GOAL
Reproduce the listing word for word. Skip any image.

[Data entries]
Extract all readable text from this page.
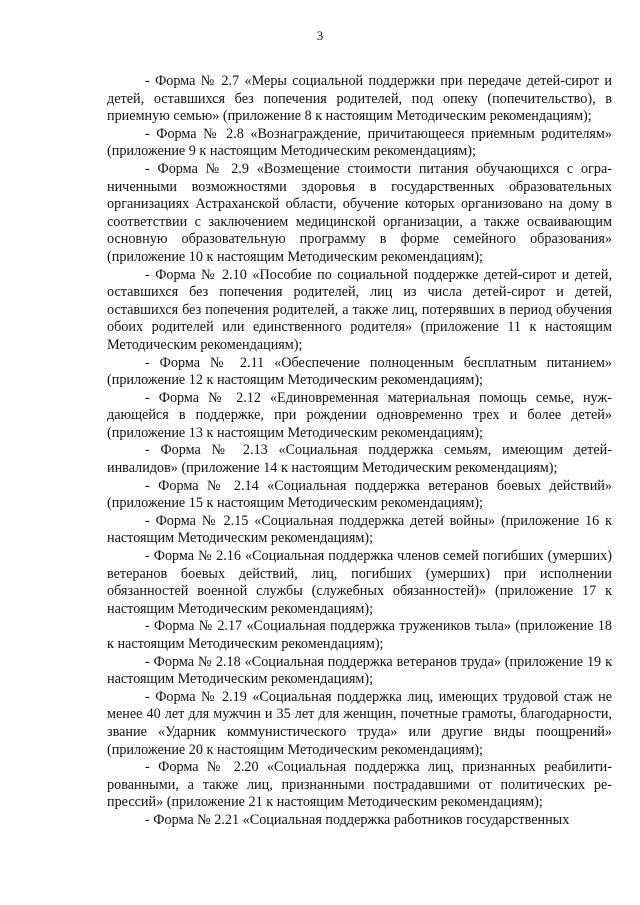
3

- Форма № 2.7 «Меры социальной поддержки при передаче детей-сирот и детей, оставшихся без попечения родителей, под опеку (попечительство), в приемную семью» (приложение 8 к настоящим Методическим рекомендациям);

- Форма № 2.8 «Вознаграждение, причитающееся приемным родителям» (приложение 9 к настоящим Методическим рекомендациям);

- Форма № 2.9 «Возмещение стоимости питания обучающихся с ограниченными возможностями здоровья в государственных образовательных организациях Астраханской области, обучение которых организовано на дому в соответствии с заключением медицинской организации, а также осваивающим основную образовательную программу в форме семейного образования» (приложение 10 к настоящим Методическим рекомендациям);

- Форма № 2.10 «Пособие по социальной поддержке детей-сирот и детей, оставшихся без попечения родителей, лиц из числа детей-сирот и детей, оставшихся без попечения родителей, а также лиц, потерявших в период обучения обоих родителей или единственного родителя» (приложение 11 к настоящим Методическим рекомендациям);

- Форма № 2.11 «Обеспечение полноценным бесплатным питанием» (приложение 12 к настоящим Методическим рекомендациям);

- Форма № 2.12 «Единовременная материальная помощь семье, нуждающейся в поддержке, при рождении одновременно трех и более детей» (приложение 13 к настоящим Методическим рекомендациям);

- Форма № 2.13 «Социальная поддержка семьям, имеющим детей-инвалидов» (приложение 14 к настоящим Методическим рекомендациям);

- Форма № 2.14 «Социальная поддержка ветеранов боевых действий» (приложение 15 к настоящим Методическим рекомендациям);

- Форма № 2.15 «Социальная поддержка детей войны» (приложение 16 к настоящим Методическим рекомендациям);

- Форма № 2.16 «Социальная поддержка членов семей погибших (умерших) ветеранов боевых действий, лиц, погибших (умерших) при исполнении обязанностей военной службы (служебных обязанностей)» (приложение 17 к настоящим Методическим рекомендациям);

- Форма № 2.17 «Социальная поддержка тружеников тыла» (приложение 18 к настоящим Методическим рекомендациям);

- Форма № 2.18 «Социальная поддержка ветеранов труда» (приложение 19 к настоящим Методическим рекомендациям);

- Форма № 2.19 «Социальная поддержка лиц, имеющих трудовой стаж не менее 40 лет для мужчин и 35 лет для женщин, почетные грамоты, благодарности, звание «Ударник коммунистического труда» или другие виды поощрений» (приложение 20 к настоящим Методическим рекомендациям);

- Форма № 2.20 «Социальная поддержка лиц, признанных реабилитированными, а также лиц, признанными пострадавшими от политических репрессий» (приложение 21 к настоящим Методическим рекомендациям);

- Форма № 2.21 «Социальная поддержка работников государственных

ANSWER TO THIS EXERCISE
Extract all readable text from this page.
3

- Форма № 2.7 «Меры социальной поддержки при передаче детей-сирот и детей, оставшихся без попечения родителей, под опеку (попечительство), в приемную семью» (приложение 8 к настоящим Методическим рекомендациям);

- Форма № 2.8 «Вознаграждение, причитающееся приемным родителям» (приложение 9 к настоящим Методическим рекомендациям);

- Форма № 2.9 «Возмещение стоимости питания обучающихся с ограниченными возможностями здоровья в государственных образовательных организациях Астраханской области, обучение которых организовано на дому в соответствии с заключением медицинской организации, а также осваивающим основную образовательную программу в форме семейного образования» (приложение 10 к настоящим Методическим рекомендациям);

- Форма № 2.10 «Пособие по социальной поддержке детей-сирот и детей, оставшихся без попечения родителей, лиц из числа детей-сирот и детей, оставшихся без попечения родителей, а также лиц, потерявших в период обучения обоих родителей или единственного родителя» (приложение 11 к настоящим Методическим рекомендациям);

- Форма № 2.11 «Обеспечение полноценным бесплатным питанием» (приложение 12 к настоящим Методическим рекомендациям);

- Форма № 2.12 «Единовременная материальная помощь семье, нуждающейся в поддержке, при рождении одновременно трех и более детей» (приложение 13 к настоящим Методическим рекомендациям);

- Форма № 2.13 «Социальная поддержка семьям, имеющим детей-инвалидов» (приложение 14 к настоящим Методическим рекомендациям);

- Форма № 2.14 «Социальная поддержка ветеранов боевых действий» (приложение 15 к настоящим Методическим рекомендациям);

- Форма № 2.15 «Социальная поддержка детей войны» (приложение 16 к настоящим Методическим рекомендациям);

- Форма № 2.16 «Социальная поддержка членов семей погибших (умерших) ветеранов боевых действий, лиц, погибших (умерших) при исполнении обязанностей военной службы (служебных обязанностей)» (приложение 17 к настоящим Методическим рекомендациям);

- Форма № 2.17 «Социальная поддержка тружеников тыла» (приложение 18 к настоящим Методическим рекомендациям);

- Форма № 2.18 «Социальная поддержка ветеранов труда» (приложение 19 к настоящим Методическим рекомендациям);

- Форма № 2.19 «Социальная поддержка лиц, имеющих трудовой стаж не менее 40 лет для мужчин и 35 лет для женщин, почетные грамоты, благодарности, звание «Ударник коммунистического труда» или другие виды поощрений» (приложение 20 к настоящим Методическим рекомендациям);

- Форма № 2.20 «Социальная поддержка лиц, признанных реабилитированными, а также лиц, признанными пострадавшими от политических репрессий» (приложение 21 к настоящим Методическим рекомендациям);

- Форма № 2.21 «Социальная поддержка работников государственных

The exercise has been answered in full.